Exercise goal> Determine which lines contain the word "filtering", then copy those lines.

═════ Data section

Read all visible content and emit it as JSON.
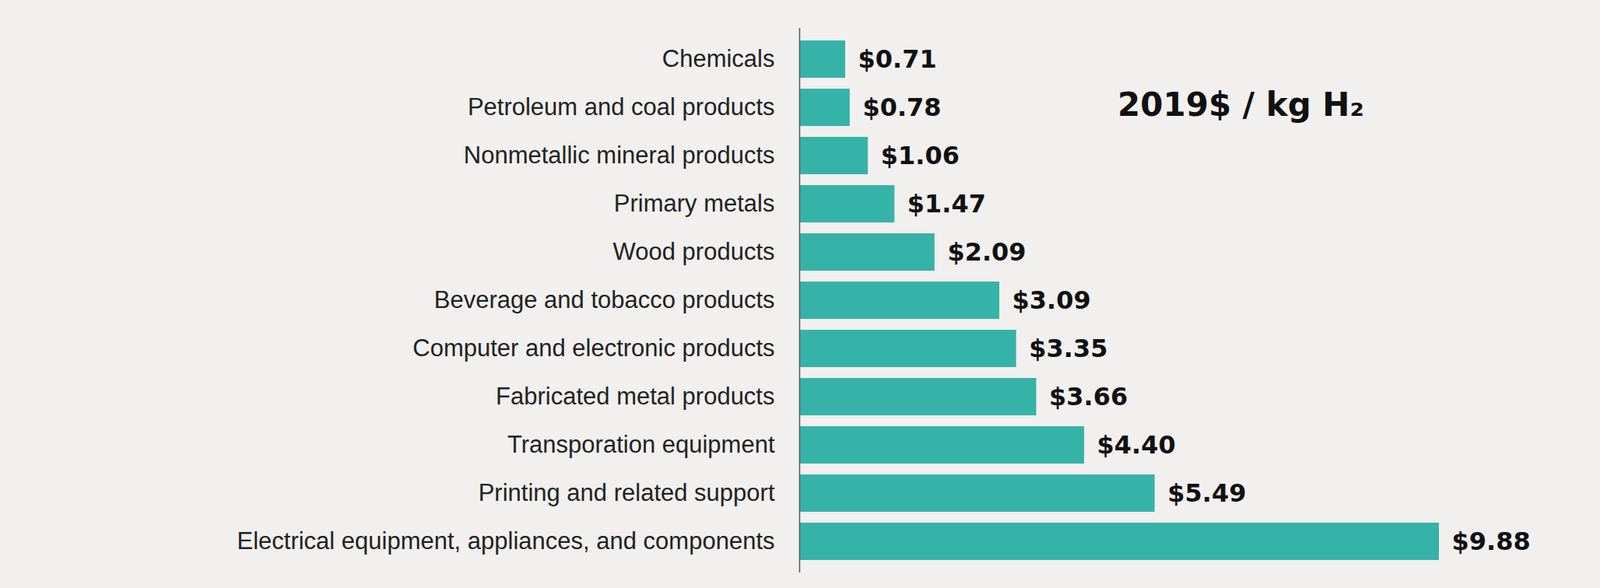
{
  "chart_data": {
    "type": "bar",
    "orientation": "horizontal",
    "annotation": "2019$ / kg H₂",
    "categories": [
      "Chemicals",
      "Petroleum and coal products",
      "Nonmetallic mineral products",
      "Primary metals",
      "Wood products",
      "Beverage and tobacco products",
      "Computer and electronic products",
      "Fabricated metal products",
      "Transporation equipment",
      "Printing and related support",
      "Electrical equipment, appliances, and components"
    ],
    "values": [
      0.71,
      0.78,
      1.06,
      1.47,
      2.09,
      3.09,
      3.35,
      3.66,
      4.4,
      5.49,
      9.88
    ],
    "value_labels": [
      "$0.71",
      "$0.78",
      "$1.06",
      "$1.47",
      "$2.09",
      "$3.09",
      "$3.35",
      "$3.66",
      "$4.40",
      "$5.49",
      "$9.88"
    ],
    "color": "#36b3a8",
    "xlim": [
      0,
      9.88
    ],
    "data_labels": true,
    "tick_labels": "y",
    "grid": false
  }
}
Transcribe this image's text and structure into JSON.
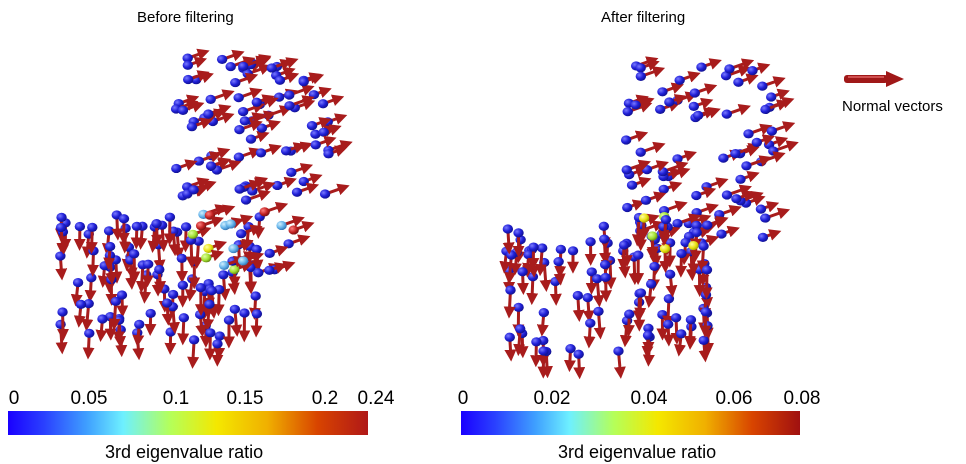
{
  "panels": [
    {
      "title": "Before filtering",
      "colorbar_label": "3rd eigenvalue ratio",
      "ticks": [
        "0",
        "0.05",
        "0.1",
        "0.15",
        "0.2",
        "0.24"
      ]
    },
    {
      "title": "After filtering",
      "colorbar_label": "3rd eigenvalue ratio",
      "ticks": [
        "0",
        "0.02",
        "0.04",
        "0.06",
        "0.08"
      ]
    }
  ],
  "legend": {
    "label": "Normal vectors",
    "arrow_color": "#a01818"
  },
  "colors": {
    "low": "#1a1ae0",
    "mid": "#8ee000",
    "high": "#b01818",
    "arrow": "#a81c1c"
  }
}
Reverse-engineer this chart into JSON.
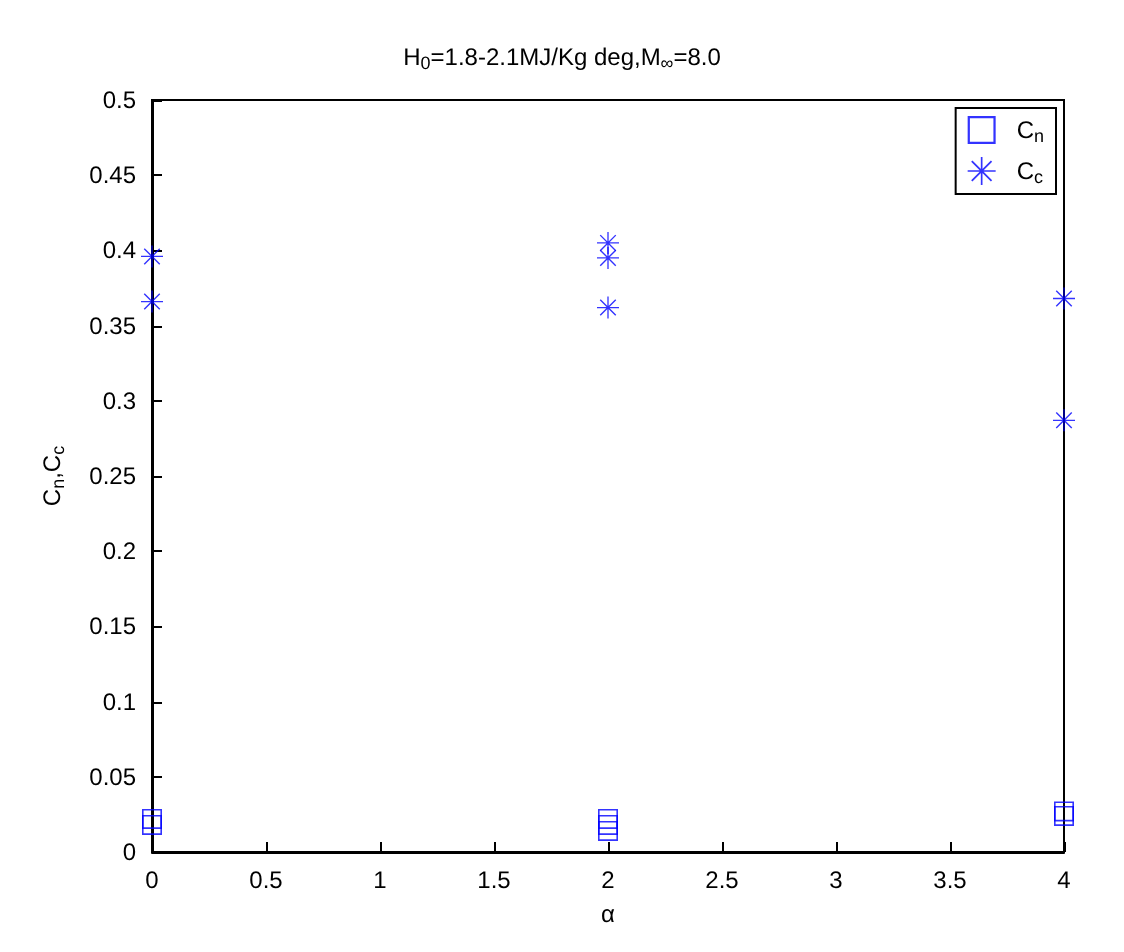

══════════

Exercise answer>
      "title": "Before filtering",
      "title": "After filtering",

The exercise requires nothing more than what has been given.